SET PROBLEM –
Return the data exactly, with all pictures removed.

Part of a data file
····················

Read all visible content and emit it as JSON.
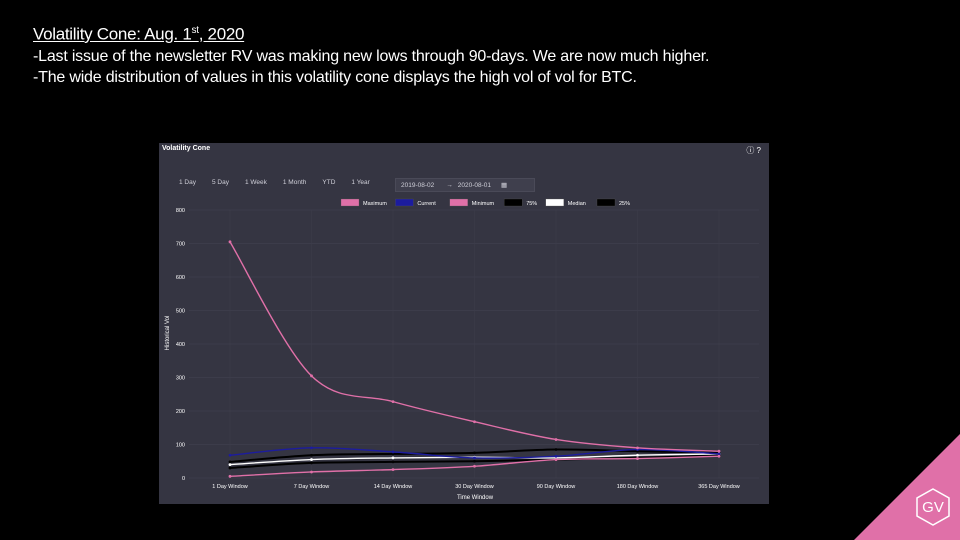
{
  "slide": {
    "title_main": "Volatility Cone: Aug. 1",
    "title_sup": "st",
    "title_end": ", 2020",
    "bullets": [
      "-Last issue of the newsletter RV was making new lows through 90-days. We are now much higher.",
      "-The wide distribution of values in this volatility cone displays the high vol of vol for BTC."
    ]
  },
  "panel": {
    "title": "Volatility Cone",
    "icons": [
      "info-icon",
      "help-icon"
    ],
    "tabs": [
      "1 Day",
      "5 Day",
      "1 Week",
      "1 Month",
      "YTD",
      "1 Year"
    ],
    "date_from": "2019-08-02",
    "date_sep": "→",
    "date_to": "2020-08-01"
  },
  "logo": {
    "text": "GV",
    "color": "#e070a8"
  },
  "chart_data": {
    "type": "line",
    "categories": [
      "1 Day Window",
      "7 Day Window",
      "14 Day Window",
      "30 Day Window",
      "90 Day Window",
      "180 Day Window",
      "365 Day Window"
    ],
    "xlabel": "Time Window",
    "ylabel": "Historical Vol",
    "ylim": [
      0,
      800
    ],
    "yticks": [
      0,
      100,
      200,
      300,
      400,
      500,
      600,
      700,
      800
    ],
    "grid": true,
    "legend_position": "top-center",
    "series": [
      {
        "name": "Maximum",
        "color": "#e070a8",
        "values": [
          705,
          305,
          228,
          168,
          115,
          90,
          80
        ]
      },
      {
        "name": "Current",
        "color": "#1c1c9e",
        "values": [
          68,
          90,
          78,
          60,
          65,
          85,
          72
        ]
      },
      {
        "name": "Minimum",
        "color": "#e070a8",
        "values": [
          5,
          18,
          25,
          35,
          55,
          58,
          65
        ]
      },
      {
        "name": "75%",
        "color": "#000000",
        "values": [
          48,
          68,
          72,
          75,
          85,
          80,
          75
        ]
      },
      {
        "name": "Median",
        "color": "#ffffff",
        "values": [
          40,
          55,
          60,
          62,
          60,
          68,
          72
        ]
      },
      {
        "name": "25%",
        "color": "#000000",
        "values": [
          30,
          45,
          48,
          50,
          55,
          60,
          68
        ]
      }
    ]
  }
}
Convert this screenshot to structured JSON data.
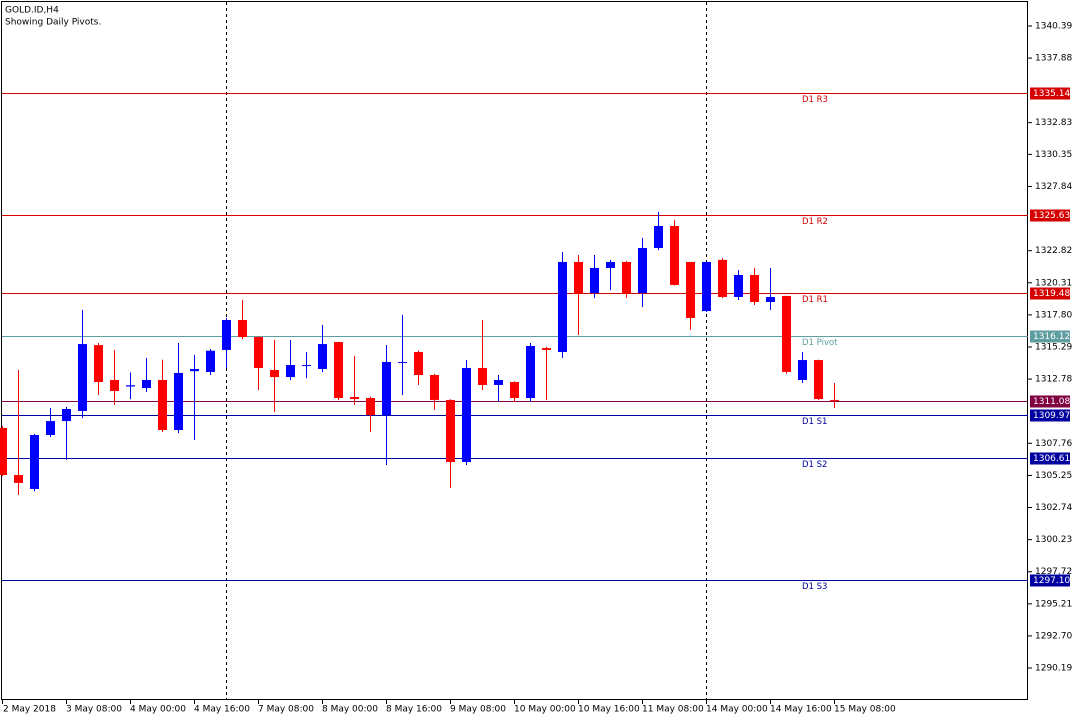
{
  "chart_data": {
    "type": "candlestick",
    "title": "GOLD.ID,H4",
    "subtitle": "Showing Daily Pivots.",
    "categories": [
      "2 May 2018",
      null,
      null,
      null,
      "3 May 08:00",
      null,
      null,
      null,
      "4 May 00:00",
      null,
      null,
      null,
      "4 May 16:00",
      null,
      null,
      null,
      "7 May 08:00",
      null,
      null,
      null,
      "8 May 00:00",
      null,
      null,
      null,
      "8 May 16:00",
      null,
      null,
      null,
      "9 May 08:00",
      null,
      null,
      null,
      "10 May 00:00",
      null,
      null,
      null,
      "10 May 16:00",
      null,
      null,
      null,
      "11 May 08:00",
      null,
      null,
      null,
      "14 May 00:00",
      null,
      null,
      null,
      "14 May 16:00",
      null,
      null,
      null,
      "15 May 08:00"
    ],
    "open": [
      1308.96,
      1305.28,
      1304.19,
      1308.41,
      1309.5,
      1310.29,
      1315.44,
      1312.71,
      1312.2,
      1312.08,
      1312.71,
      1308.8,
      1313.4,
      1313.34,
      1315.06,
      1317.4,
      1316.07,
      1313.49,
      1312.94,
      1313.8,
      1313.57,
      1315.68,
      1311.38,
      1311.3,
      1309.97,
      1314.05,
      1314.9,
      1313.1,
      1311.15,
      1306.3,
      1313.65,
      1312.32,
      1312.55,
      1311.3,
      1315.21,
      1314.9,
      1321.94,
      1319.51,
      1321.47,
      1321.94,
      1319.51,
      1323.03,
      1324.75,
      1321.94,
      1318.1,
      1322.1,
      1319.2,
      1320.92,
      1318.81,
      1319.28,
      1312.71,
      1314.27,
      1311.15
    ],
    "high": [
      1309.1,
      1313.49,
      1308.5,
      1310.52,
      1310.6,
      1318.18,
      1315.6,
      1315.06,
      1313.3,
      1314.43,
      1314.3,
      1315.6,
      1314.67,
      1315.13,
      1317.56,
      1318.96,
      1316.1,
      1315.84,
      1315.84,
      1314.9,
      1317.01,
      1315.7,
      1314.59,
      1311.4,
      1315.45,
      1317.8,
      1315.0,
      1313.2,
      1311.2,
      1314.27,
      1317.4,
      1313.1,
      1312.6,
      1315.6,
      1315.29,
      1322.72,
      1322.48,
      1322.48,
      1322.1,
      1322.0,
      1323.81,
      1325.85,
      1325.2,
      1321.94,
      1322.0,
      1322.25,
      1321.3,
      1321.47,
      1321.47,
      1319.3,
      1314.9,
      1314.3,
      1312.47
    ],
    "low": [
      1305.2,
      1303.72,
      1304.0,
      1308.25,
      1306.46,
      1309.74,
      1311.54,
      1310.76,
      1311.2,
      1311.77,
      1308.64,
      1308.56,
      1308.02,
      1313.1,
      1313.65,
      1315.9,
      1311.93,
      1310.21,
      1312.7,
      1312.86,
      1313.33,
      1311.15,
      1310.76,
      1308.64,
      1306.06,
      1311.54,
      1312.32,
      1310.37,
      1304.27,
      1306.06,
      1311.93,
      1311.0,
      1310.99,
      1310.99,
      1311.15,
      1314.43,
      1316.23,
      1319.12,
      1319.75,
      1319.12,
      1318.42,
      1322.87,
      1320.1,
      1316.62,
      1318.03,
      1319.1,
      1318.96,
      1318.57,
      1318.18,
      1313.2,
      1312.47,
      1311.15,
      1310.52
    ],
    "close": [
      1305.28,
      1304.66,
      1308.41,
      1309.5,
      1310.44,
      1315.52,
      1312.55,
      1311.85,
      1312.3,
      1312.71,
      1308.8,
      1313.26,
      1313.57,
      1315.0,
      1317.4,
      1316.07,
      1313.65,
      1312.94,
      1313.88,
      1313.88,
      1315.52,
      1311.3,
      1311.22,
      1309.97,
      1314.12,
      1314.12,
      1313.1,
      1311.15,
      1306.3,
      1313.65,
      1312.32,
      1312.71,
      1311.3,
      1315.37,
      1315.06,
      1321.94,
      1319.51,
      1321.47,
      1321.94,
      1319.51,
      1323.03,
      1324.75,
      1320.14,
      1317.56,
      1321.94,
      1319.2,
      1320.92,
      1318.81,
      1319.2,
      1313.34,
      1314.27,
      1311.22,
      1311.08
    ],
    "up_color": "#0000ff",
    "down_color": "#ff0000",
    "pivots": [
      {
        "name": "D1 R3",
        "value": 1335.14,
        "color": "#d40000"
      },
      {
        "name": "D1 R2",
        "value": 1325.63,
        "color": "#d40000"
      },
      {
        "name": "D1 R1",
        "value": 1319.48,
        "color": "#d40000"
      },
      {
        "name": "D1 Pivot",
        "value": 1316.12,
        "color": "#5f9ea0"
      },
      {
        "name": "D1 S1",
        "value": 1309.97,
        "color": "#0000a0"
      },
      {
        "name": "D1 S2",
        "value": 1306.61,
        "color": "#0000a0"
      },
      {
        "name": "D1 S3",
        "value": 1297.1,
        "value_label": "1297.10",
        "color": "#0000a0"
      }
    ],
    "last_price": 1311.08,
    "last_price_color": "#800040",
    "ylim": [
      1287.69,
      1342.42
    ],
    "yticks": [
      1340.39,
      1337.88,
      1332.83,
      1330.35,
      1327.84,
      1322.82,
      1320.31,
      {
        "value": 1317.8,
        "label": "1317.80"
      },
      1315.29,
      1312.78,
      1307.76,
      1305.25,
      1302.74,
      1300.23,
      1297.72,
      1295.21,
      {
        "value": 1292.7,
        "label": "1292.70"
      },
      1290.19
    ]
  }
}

····················

WRITTEN SOLUTION –
Read all visible content and emit it as JSON.
{
  "slide": {
    "title_main": "Volatility Cone: Aug. 1",
    "title_sup": "st",
    "title_end": ", 2020",
    "bullets": [
      "-Last issue of the newsletter RV was making new lows through 90-days. We are now much higher.",
      "-The wide distribution of values in this volatility cone displays the high vol of vol for BTC."
    ]
  },
  "panel": {
    "title": "Volatility Cone",
    "icons": [
      "info-icon",
      "help-icon"
    ],
    "tabs": [
      "1 Day",
      "5 Day",
      "1 Week",
      "1 Month",
      "YTD",
      "1 Year"
    ],
    "date_from": "2019-08-02",
    "date_sep": "→",
    "date_to": "2020-08-01"
  },
  "logo": {
    "text": "GV",
    "color": "#e070a8"
  },
  "chart_data": {
    "type": "line",
    "categories": [
      "1 Day Window",
      "7 Day Window",
      "14 Day Window",
      "30 Day Window",
      "90 Day Window",
      "180 Day Window",
      "365 Day Window"
    ],
    "xlabel": "Time Window",
    "ylabel": "Historical Vol",
    "ylim": [
      0,
      800
    ],
    "yticks": [
      0,
      100,
      200,
      300,
      400,
      500,
      600,
      700,
      800
    ],
    "grid": true,
    "legend_position": "top-center",
    "series": [
      {
        "name": "Maximum",
        "color": "#e070a8",
        "values": [
          705,
          305,
          228,
          168,
          115,
          90,
          80
        ]
      },
      {
        "name": "Current",
        "color": "#1c1c9e",
        "values": [
          68,
          90,
          78,
          60,
          65,
          85,
          72
        ]
      },
      {
        "name": "Minimum",
        "color": "#e070a8",
        "values": [
          5,
          18,
          25,
          35,
          55,
          58,
          65
        ]
      },
      {
        "name": "75%",
        "color": "#000000",
        "values": [
          48,
          68,
          72,
          75,
          85,
          80,
          75
        ]
      },
      {
        "name": "Median",
        "color": "#ffffff",
        "values": [
          40,
          55,
          60,
          62,
          60,
          68,
          72
        ]
      },
      {
        "name": "25%",
        "color": "#000000",
        "values": [
          30,
          45,
          48,
          50,
          55,
          60,
          68
        ]
      }
    ]
  }
}
Convert this screenshot to structured JSON data.
{
  "chart_data": {
    "type": "candlestick",
    "title": "GOLD.ID,H4",
    "subtitle": "Showing Daily Pivots.",
    "categories": [
      "2 May 2018",
      null,
      null,
      null,
      "3 May 08:00",
      null,
      null,
      null,
      "4 May 00:00",
      null,
      null,
      null,
      "4 May 16:00",
      null,
      null,
      null,
      "7 May 08:00",
      null,
      null,
      null,
      "8 May 00:00",
      null,
      null,
      null,
      "8 May 16:00",
      null,
      null,
      null,
      "9 May 08:00",
      null,
      null,
      null,
      "10 May 00:00",
      null,
      null,
      null,
      "10 May 16:00",
      null,
      null,
      null,
      "11 May 08:00",
      null,
      null,
      null,
      "14 May 00:00",
      null,
      null,
      null,
      "14 May 16:00",
      null,
      null,
      null,
      "15 May 08:00"
    ],
    "open": [
      1308.96,
      1305.28,
      1304.19,
      1308.41,
      1309.5,
      1310.29,
      1315.44,
      1312.71,
      1312.2,
      1312.08,
      1312.71,
      1308.8,
      1313.4,
      1313.34,
      1315.06,
      1317.4,
      1316.07,
      1313.49,
      1312.94,
      1313.8,
      1313.57,
      1315.68,
      1311.38,
      1311.3,
      1309.97,
      1314.05,
      1314.9,
      1313.1,
      1311.15,
      1306.3,
      1313.65,
      1312.32,
      1312.55,
      1311.3,
      1315.21,
      1314.9,
      1321.94,
      1319.51,
      1321.47,
      1321.94,
      1319.51,
      1323.03,
      1324.75,
      1321.94,
      1318.1,
      1322.1,
      1319.2,
      1320.92,
      1318.81,
      1319.28,
      1312.71,
      1314.27,
      1311.15
    ],
    "high": [
      1309.1,
      1313.49,
      1308.5,
      1310.52,
      1310.6,
      1318.18,
      1315.6,
      1315.06,
      1313.3,
      1314.43,
      1314.3,
      1315.6,
      1314.67,
      1315.13,
      1317.56,
      1318.96,
      1316.1,
      1315.84,
      1315.84,
      1314.9,
      1317.01,
      1315.7,
      1314.59,
      1311.4,
      1315.45,
      1317.8,
      1315.0,
      1313.2,
      1311.2,
      1314.27,
      1317.4,
      1313.1,
      1312.6,
      1315.6,
      1315.29,
      1322.72,
      1322.48,
      1322.48,
      1322.1,
      1322.0,
      1323.81,
      1325.85,
      1325.2,
      1321.94,
      1322.0,
      1322.25,
      1321.3,
      1321.47,
      1321.47,
      1319.3,
      1314.9,
      1314.3,
      1312.47
    ],
    "low": [
      1305.2,
      1303.72,
      1304.0,
      1308.25,
      1306.46,
      1309.74,
      1311.54,
      1310.76,
      1311.2,
      1311.77,
      1308.64,
      1308.56,
      1308.02,
      1313.1,
      1313.65,
      1315.9,
      1311.93,
      1310.21,
      1312.7,
      1312.86,
      1313.33,
      1311.15,
      1310.76,
      1308.64,
      1306.06,
      1311.54,
      1312.32,
      1310.37,
      1304.27,
      1306.06,
      1311.93,
      1311.0,
      1310.99,
      1310.99,
      1311.15,
      1314.43,
      1316.23,
      1319.12,
      1319.75,
      1319.12,
      1318.42,
      1322.87,
      1320.1,
      1316.62,
      1318.03,
      1319.1,
      1318.96,
      1318.57,
      1318.18,
      1313.2,
      1312.47,
      1311.15,
      1310.52
    ],
    "close": [
      1305.28,
      1304.66,
      1308.41,
      1309.5,
      1310.44,
      1315.52,
      1312.55,
      1311.85,
      1312.3,
      1312.71,
      1308.8,
      1313.26,
      1313.57,
      1315.0,
      1317.4,
      1316.07,
      1313.65,
      1312.94,
      1313.88,
      1313.88,
      1315.52,
      1311.3,
      1311.22,
      1309.97,
      1314.12,
      1314.12,
      1313.1,
      1311.15,
      1306.3,
      1313.65,
      1312.32,
      1312.71,
      1311.3,
      1315.37,
      1315.06,
      1321.94,
      1319.51,
      1321.47,
      1321.94,
      1319.51,
      1323.03,
      1324.75,
      1320.14,
      1317.56,
      1321.94,
      1319.2,
      1320.92,
      1318.81,
      1319.2,
      1313.34,
      1314.27,
      1311.22,
      1311.08
    ],
    "up_color": "#0000ff",
    "down_color": "#ff0000",
    "pivots": [
      {
        "name": "D1 R3",
        "value": 1335.14,
        "color": "#d40000"
      },
      {
        "name": "D1 R2",
        "value": 1325.63,
        "color": "#d40000"
      },
      {
        "name": "D1 R1",
        "value": 1319.48,
        "color": "#d40000"
      },
      {
        "name": "D1 Pivot",
        "value": 1316.12,
        "color": "#5f9ea0"
      },
      {
        "name": "D1 S1",
        "value": 1309.97,
        "color": "#0000a0"
      },
      {
        "name": "D1 S2",
        "value": 1306.61,
        "color": "#0000a0"
      },
      {
        "name": "D1 S3",
        "value": 1297.1,
        "value_label": "1297.10",
        "color": "#0000a0"
      }
    ],
    "last_price": 1311.08,
    "last_price_color": "#800040",
    "ylim": [
      1287.69,
      1342.42
    ],
    "yticks": [
      1340.39,
      1337.88,
      1332.83,
      1330.35,
      1327.84,
      1322.82,
      1320.31,
      {
        "value": 1317.8,
        "label": "1317.80"
      },
      1315.29,
      1312.78,
      1307.76,
      1305.25,
      1302.74,
      1300.23,
      1297.72,
      1295.21,
      {
        "value": 1292.7,
        "label": "1292.70"
      },
      1290.19
    ]
  }
}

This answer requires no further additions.